» Your instructions: Scan the records below. List lines holding "this".

» Extracted entries:
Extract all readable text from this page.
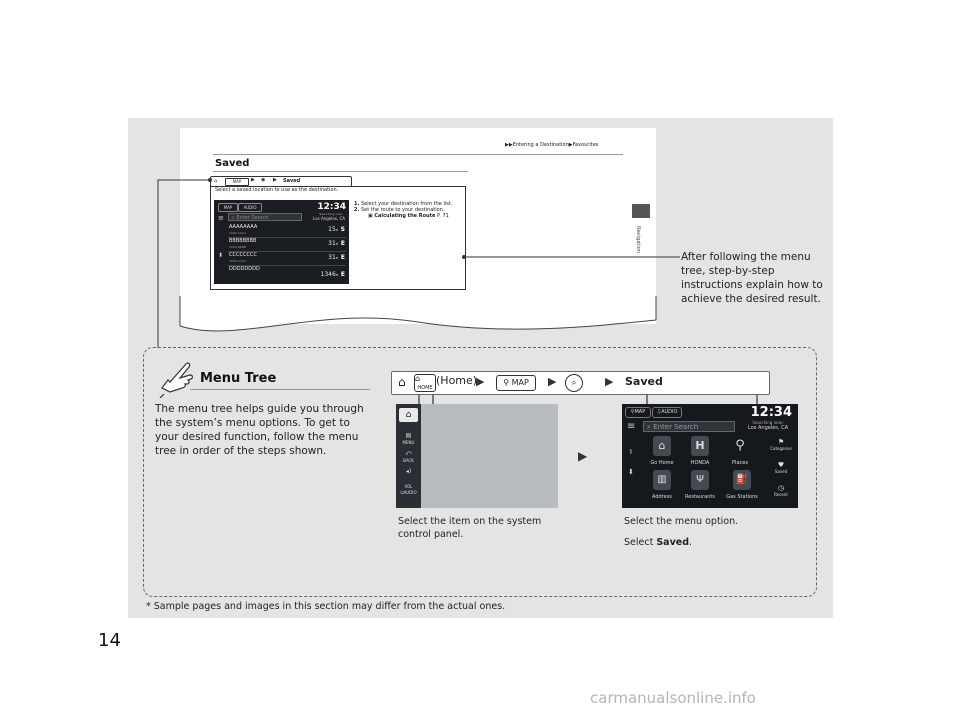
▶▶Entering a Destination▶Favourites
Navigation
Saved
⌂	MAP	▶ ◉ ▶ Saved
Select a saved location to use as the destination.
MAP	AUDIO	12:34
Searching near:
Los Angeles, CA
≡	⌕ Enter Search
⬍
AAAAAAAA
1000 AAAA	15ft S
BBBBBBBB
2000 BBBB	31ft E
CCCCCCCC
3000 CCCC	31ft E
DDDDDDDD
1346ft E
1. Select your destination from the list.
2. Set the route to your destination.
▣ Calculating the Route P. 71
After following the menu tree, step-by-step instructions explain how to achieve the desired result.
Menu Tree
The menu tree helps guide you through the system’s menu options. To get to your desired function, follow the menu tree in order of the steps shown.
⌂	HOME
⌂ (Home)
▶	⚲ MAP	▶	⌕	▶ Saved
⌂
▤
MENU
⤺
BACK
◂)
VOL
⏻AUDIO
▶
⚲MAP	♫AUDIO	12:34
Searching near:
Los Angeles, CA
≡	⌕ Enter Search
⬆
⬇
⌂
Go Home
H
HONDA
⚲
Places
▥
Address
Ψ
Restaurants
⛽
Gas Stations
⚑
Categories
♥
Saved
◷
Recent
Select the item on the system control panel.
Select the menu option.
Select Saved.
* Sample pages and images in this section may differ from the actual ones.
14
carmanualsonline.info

---

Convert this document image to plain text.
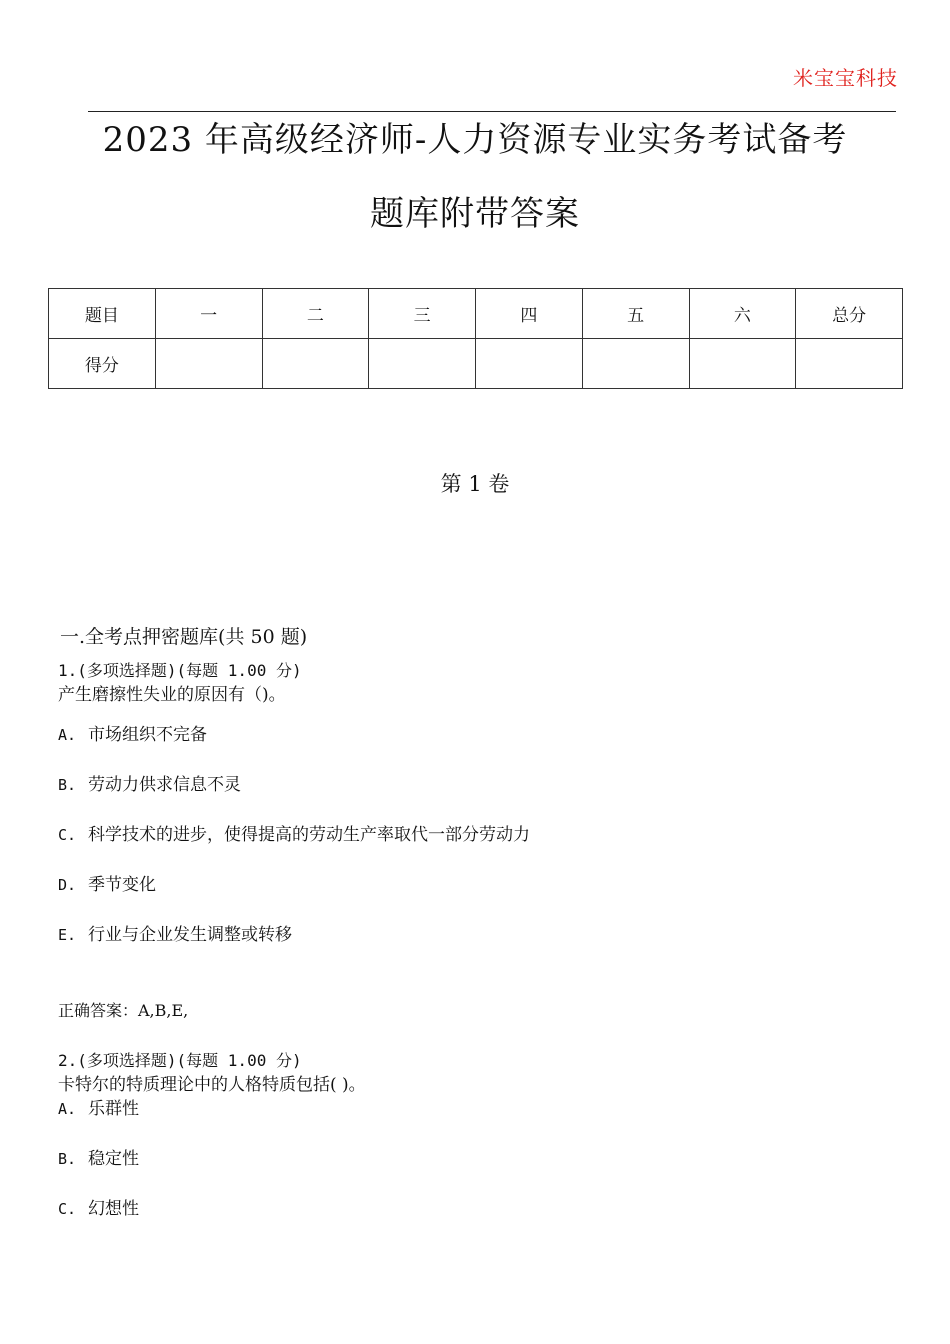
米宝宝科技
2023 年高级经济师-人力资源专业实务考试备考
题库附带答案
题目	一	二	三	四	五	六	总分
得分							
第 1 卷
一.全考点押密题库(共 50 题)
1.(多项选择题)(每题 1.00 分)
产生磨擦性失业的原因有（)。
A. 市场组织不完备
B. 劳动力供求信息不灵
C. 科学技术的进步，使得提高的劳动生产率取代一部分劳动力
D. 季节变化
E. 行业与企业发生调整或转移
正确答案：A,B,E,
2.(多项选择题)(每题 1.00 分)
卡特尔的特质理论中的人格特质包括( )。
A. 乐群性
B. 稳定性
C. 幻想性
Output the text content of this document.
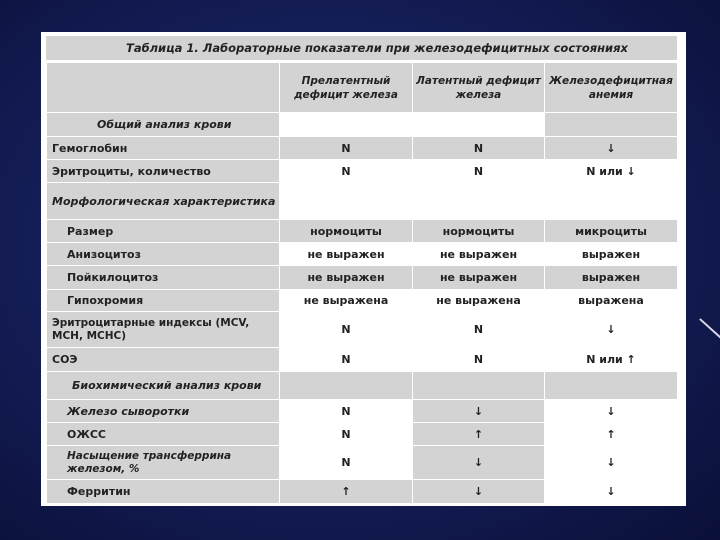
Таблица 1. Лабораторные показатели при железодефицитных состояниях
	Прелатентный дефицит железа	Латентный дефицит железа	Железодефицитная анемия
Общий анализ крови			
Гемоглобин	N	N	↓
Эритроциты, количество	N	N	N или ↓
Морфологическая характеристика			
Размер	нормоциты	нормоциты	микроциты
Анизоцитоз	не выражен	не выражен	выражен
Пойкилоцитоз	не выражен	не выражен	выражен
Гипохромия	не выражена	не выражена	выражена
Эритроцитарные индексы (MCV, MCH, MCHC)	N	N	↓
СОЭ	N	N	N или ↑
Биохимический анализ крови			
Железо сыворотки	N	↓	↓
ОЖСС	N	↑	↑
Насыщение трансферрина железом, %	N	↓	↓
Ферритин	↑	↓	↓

==

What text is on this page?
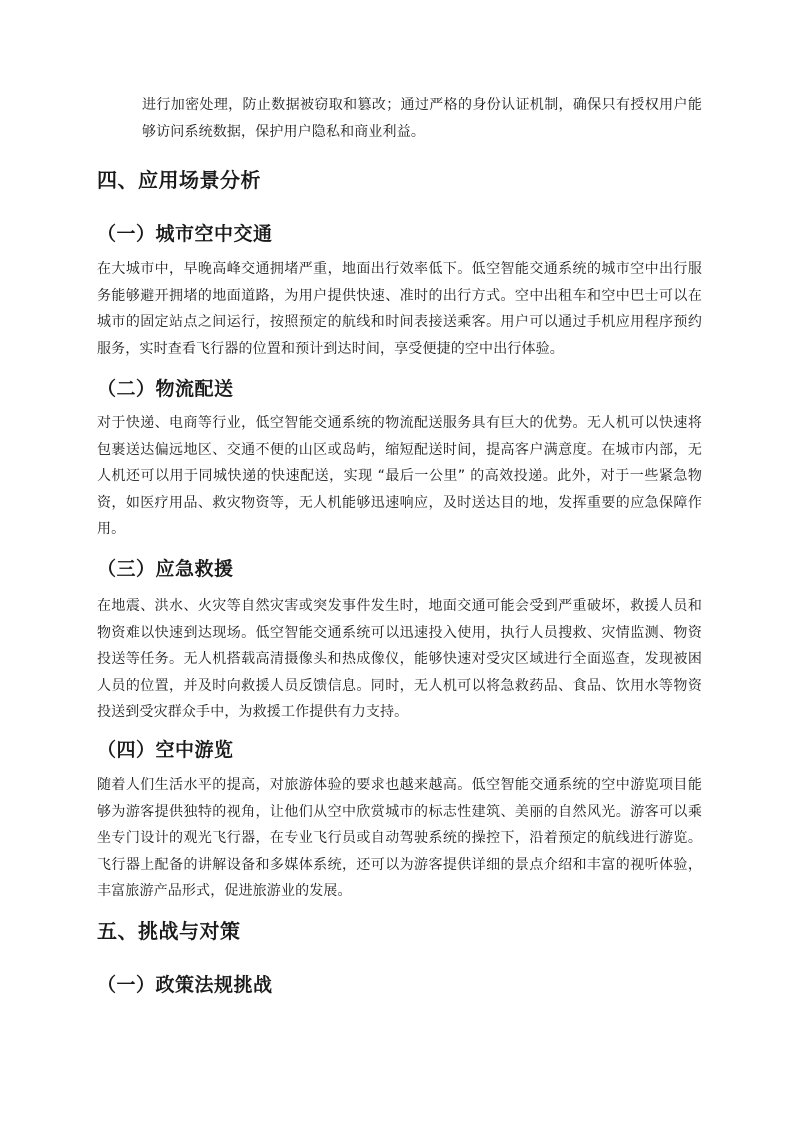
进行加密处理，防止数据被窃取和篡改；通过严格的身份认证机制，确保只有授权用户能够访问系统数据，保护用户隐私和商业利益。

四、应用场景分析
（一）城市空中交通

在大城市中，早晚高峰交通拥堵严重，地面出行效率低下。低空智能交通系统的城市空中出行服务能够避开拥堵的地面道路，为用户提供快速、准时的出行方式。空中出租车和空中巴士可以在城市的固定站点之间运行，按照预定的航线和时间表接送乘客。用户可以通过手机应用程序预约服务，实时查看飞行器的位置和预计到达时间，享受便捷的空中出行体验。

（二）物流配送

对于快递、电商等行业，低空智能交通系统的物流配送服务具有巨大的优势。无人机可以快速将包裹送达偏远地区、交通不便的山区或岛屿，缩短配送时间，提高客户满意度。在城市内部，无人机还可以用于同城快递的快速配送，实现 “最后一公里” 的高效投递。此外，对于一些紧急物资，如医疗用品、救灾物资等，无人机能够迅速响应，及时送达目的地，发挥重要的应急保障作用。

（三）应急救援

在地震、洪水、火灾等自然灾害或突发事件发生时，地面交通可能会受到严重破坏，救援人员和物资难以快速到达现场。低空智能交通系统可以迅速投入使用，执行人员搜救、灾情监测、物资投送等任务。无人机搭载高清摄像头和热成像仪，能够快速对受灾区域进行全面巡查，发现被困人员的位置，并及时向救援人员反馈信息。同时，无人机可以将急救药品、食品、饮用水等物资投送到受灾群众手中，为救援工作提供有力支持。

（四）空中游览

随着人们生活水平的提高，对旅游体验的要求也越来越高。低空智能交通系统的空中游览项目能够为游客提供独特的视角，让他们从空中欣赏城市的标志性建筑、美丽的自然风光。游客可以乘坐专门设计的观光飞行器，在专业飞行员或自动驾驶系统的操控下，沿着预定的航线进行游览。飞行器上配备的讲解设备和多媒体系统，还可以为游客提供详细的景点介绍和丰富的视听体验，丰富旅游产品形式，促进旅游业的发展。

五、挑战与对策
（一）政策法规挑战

» Finished answer:
Extract all readable text from this page.
* Sample pages and images in this section may differ from the actual ones.
Convert this document image to plain text.
Output the text content of this document.
What text is on this page?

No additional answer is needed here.